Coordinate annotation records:
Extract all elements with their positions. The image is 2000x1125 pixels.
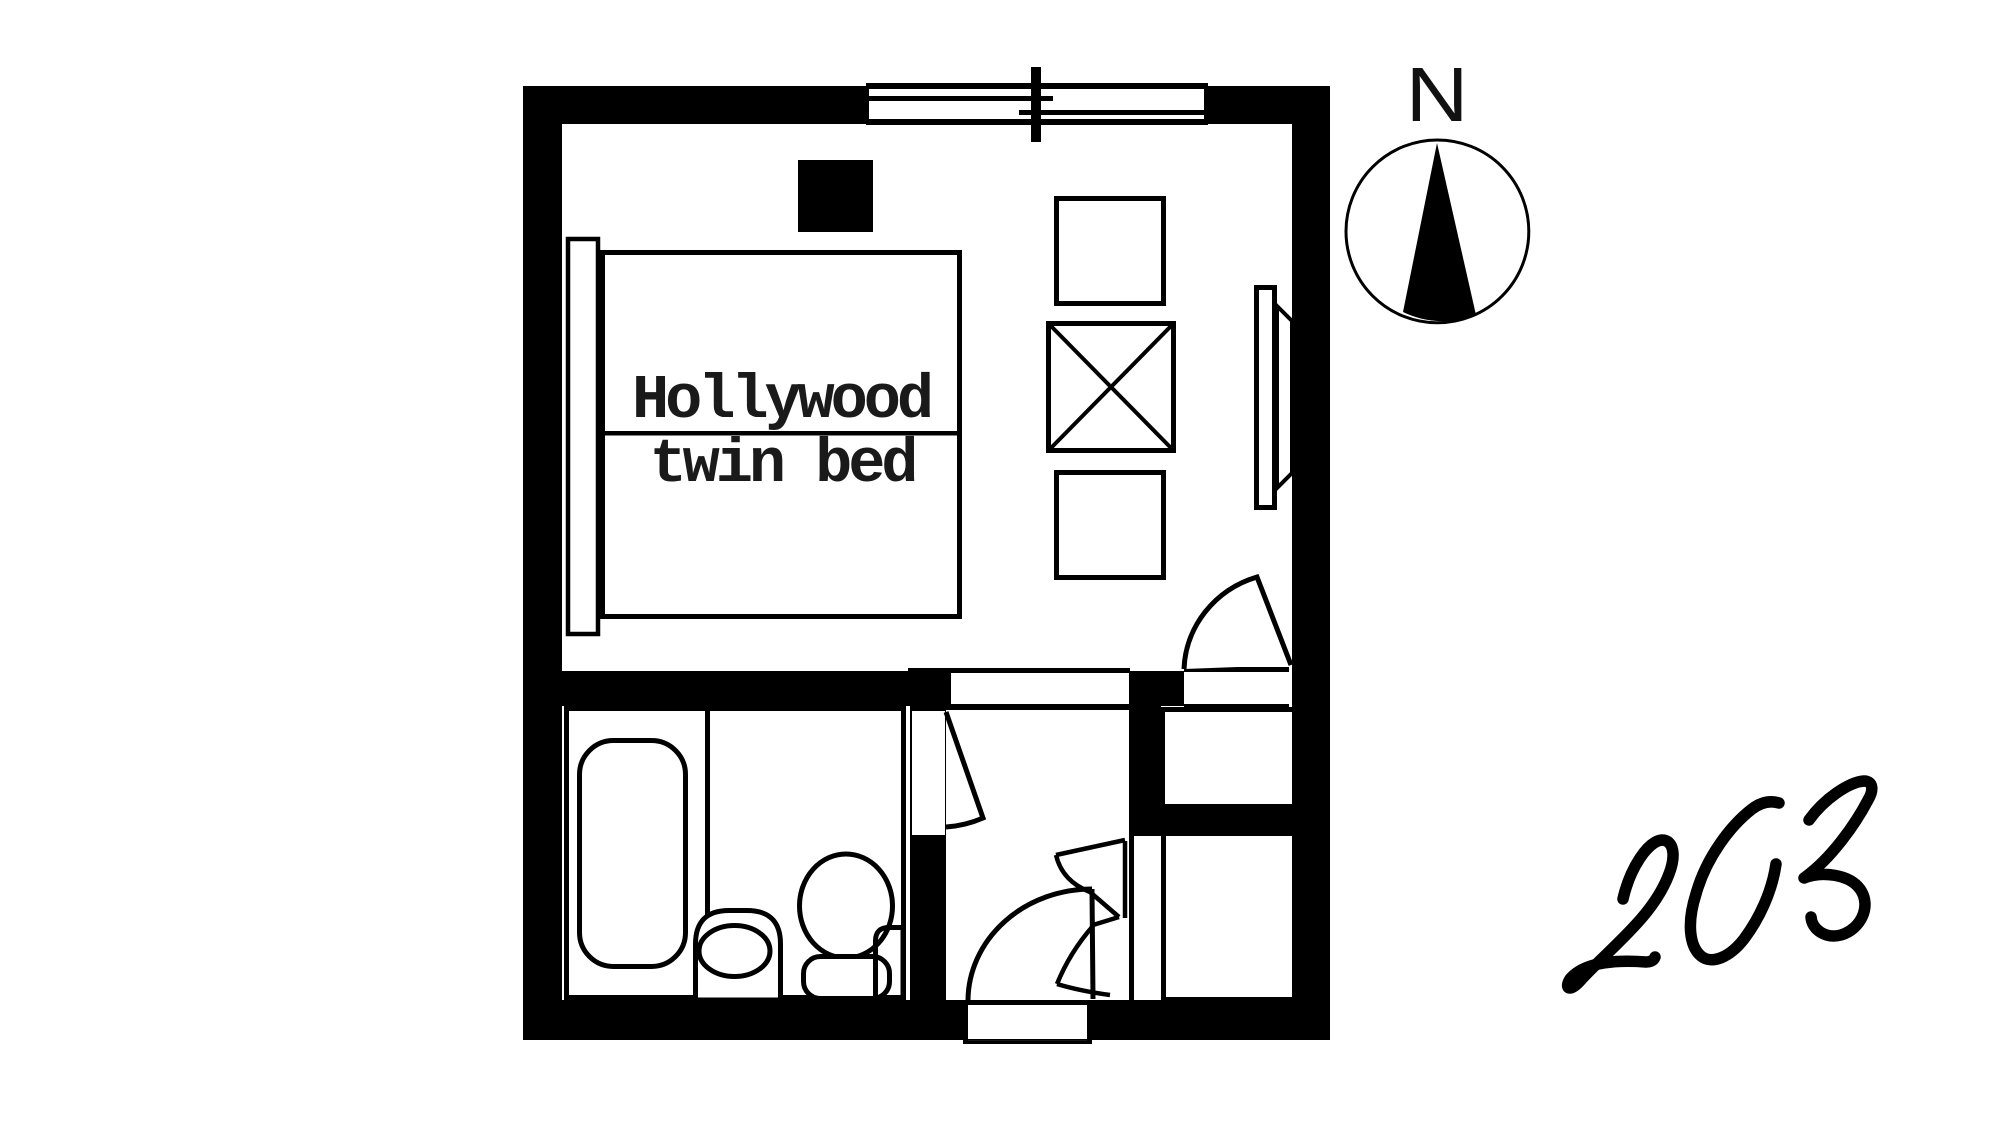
- svg-text:Hollywood: Hollywood: [632, 365, 930, 436]
- svg-text:twin bed: twin bed: [650, 429, 915, 500]
- svg-text:N: N: [1406, 53, 1469, 138]
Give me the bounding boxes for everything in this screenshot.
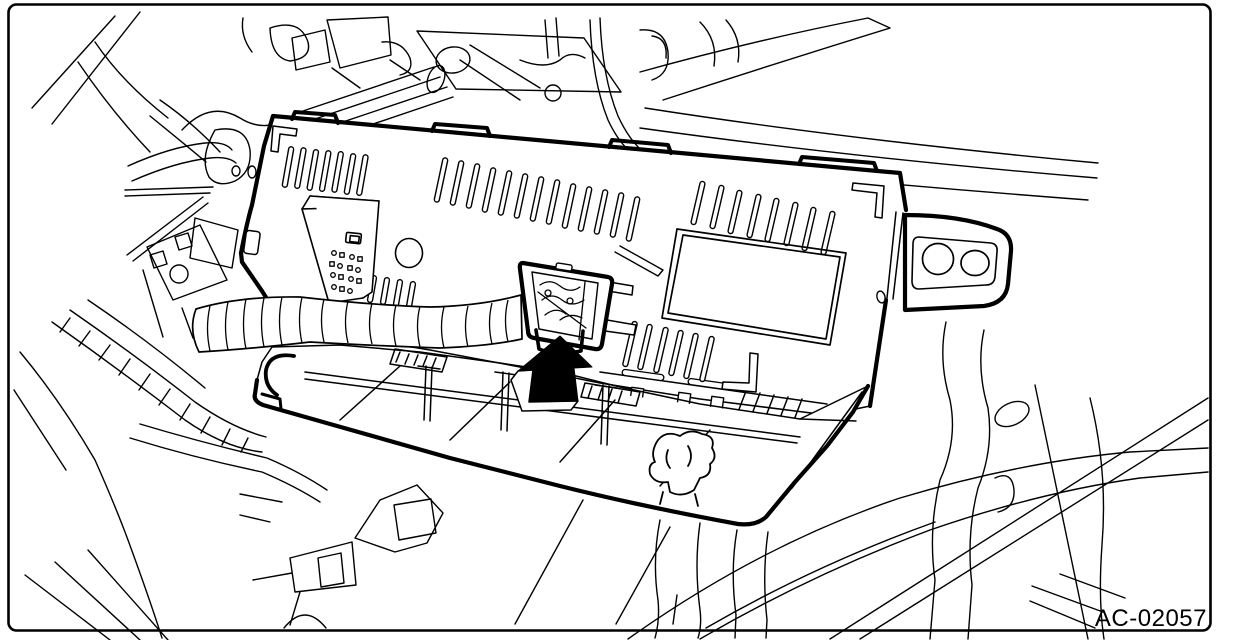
technical-illustration: AC-02057 [0, 0, 1248, 640]
figure-code: AC-02057 [1095, 605, 1207, 632]
control-unit-mounting-bracket [905, 215, 1011, 310]
unit-round-hole [396, 239, 423, 268]
bracket-oval-hole [961, 251, 989, 276]
bracket-round-hole [923, 244, 954, 275]
corrugated-harness-tube [193, 295, 522, 352]
figure-canvas: AC-02057 [0, 0, 1248, 640]
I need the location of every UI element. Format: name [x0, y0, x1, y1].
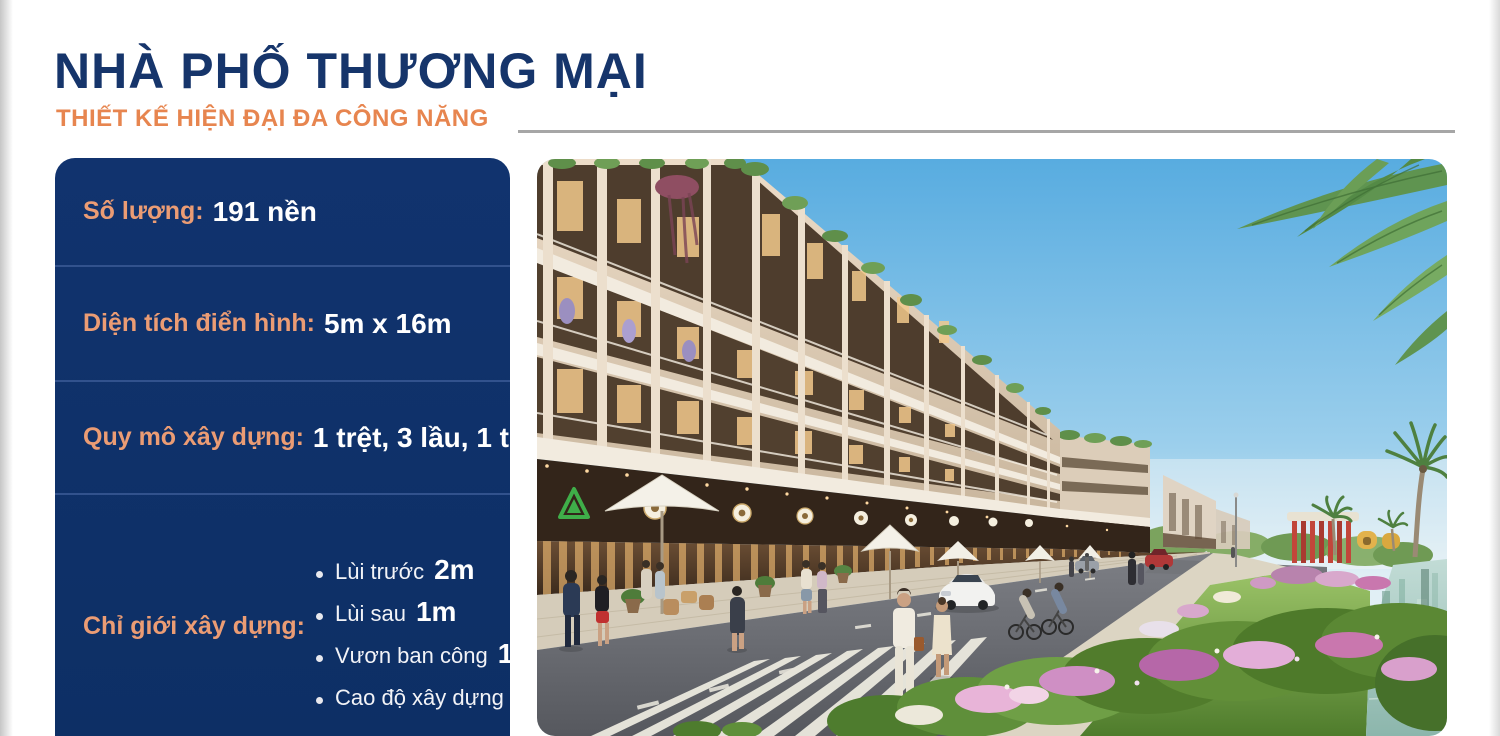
page-title: NHÀ PHỐ THƯƠNG MẠI	[54, 42, 648, 100]
bullet-value: 2m	[434, 554, 474, 586]
page-edge-shade-left	[0, 0, 13, 736]
setback-list: Lùi trước 2m Lùi sau 1m Vươn ban công 1,…	[314, 554, 570, 722]
panel-section-area: Diện tích điển hình: 5m x 16m	[55, 265, 510, 380]
bullet-text: Lùi sau	[335, 601, 406, 627]
bullet-dot	[316, 655, 323, 662]
quantity-label: Số lượng:	[83, 197, 204, 226]
setback-label: Chỉ giới xây dựng:	[83, 612, 305, 641]
bullet-value: 1m	[416, 596, 456, 628]
bullet-dot	[316, 571, 323, 578]
panel-section-scale: Quy mô xây dựng: 1 trệt, 3 lầu, 1 tum	[55, 380, 510, 493]
list-item: Lùi trước 2m	[316, 554, 570, 596]
bullet-dot	[316, 697, 323, 704]
quantity-value: 191 nền	[213, 196, 317, 228]
panel-section-quantity: Số lượng: 191 nền	[55, 158, 510, 265]
brochure-page: NHÀ PHỐ THƯƠNG MẠI THIẾT KẾ HIỆN ĐẠI ĐA …	[0, 0, 1500, 736]
list-item: Vươn ban công 1,2m	[316, 638, 570, 680]
area-label: Diện tích điển hình:	[83, 309, 315, 338]
header-rule	[518, 130, 1455, 133]
hero-render	[537, 159, 1447, 736]
panel-section-setback: Chỉ giới xây dựng: Lùi trước 2m Lùi sau …	[55, 493, 510, 736]
area-value: 5m x 16m	[324, 308, 452, 340]
page-subtitle: THIẾT KẾ HIỆN ĐẠI ĐA CÔNG NĂNG	[56, 105, 489, 133]
bullet-text: Vươn ban công	[335, 643, 488, 669]
bullet-dot	[316, 613, 323, 620]
list-item: Lùi sau 1m	[316, 596, 570, 638]
info-panel: Số lượng: 191 nền Diện tích điển hình: 5…	[55, 158, 510, 736]
scale-value: 1 trệt, 3 lầu, 1 tum	[313, 422, 551, 454]
list-item: Cao độ xây dựng 17m	[316, 680, 570, 722]
page-edge-shade-right	[1489, 0, 1500, 736]
bullet-text: Lùi trước	[335, 559, 424, 585]
bullet-text: Cao độ xây dựng	[335, 685, 504, 711]
scale-label: Quy mô xây dựng:	[83, 423, 304, 452]
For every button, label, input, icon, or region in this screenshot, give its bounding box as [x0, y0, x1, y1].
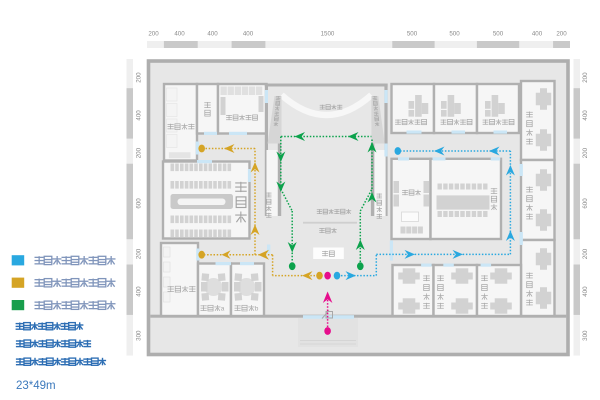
svg-text:400: 400 — [136, 286, 143, 297]
svg-text:600: 600 — [136, 198, 143, 209]
svg-text:b: b — [255, 306, 259, 313]
svg-text:23*49m: 23*49m — [16, 380, 56, 392]
svg-text:400: 400 — [582, 286, 589, 297]
svg-text:300: 300 — [136, 330, 143, 341]
svg-text:200: 200 — [136, 147, 143, 158]
svg-text:200: 200 — [582, 248, 589, 259]
svg-text:300: 300 — [582, 330, 589, 341]
svg-text:400: 400 — [582, 110, 589, 121]
svg-text:400: 400 — [532, 31, 543, 38]
svg-text:200: 200 — [556, 31, 567, 38]
svg-text:500: 500 — [493, 31, 504, 38]
svg-text:400: 400 — [136, 110, 143, 121]
svg-text:200: 200 — [136, 72, 143, 83]
svg-text:200: 200 — [582, 72, 589, 83]
svg-text:200: 200 — [148, 31, 159, 38]
svg-text:200: 200 — [136, 248, 143, 259]
svg-text:500: 500 — [407, 31, 418, 38]
svg-text:200: 200 — [582, 147, 589, 158]
svg-text:500: 500 — [449, 31, 460, 38]
svg-text:1500: 1500 — [321, 31, 335, 38]
svg-text:400: 400 — [174, 31, 185, 38]
svg-text:400: 400 — [243, 31, 254, 38]
svg-text:a: a — [221, 306, 225, 313]
svg-text:600: 600 — [582, 198, 589, 209]
svg-text:400: 400 — [207, 31, 218, 38]
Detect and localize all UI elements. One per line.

TASK STATEMENT.
Output every line from the first one through the line containing "I need the location", unchanged, and leave the pictures out.

OUTPUT BELOW.
Extract all elements with their positions. The image is 2000x1125 pixels.
- svg-text:Hollywood: Hollywood: [632, 365, 930, 436]
- svg-text:twin bed: twin bed: [650, 429, 915, 500]
- svg-text:N: N: [1406, 53, 1469, 138]
Give me the bounding boxes for everything in this screenshot.
technical-illustration: AC-02057 [0, 0, 1248, 640]
figure-code: AC-02057 [1095, 605, 1207, 632]
control-unit-mounting-bracket [905, 215, 1011, 310]
unit-round-hole [396, 239, 423, 268]
bracket-oval-hole [961, 251, 989, 276]
bracket-round-hole [923, 244, 954, 275]
corrugated-harness-tube [193, 295, 522, 352]
figure-canvas: AC-02057 [0, 0, 1248, 640]
I need the location of every UI element. Format: name [x0, y0, x1, y1].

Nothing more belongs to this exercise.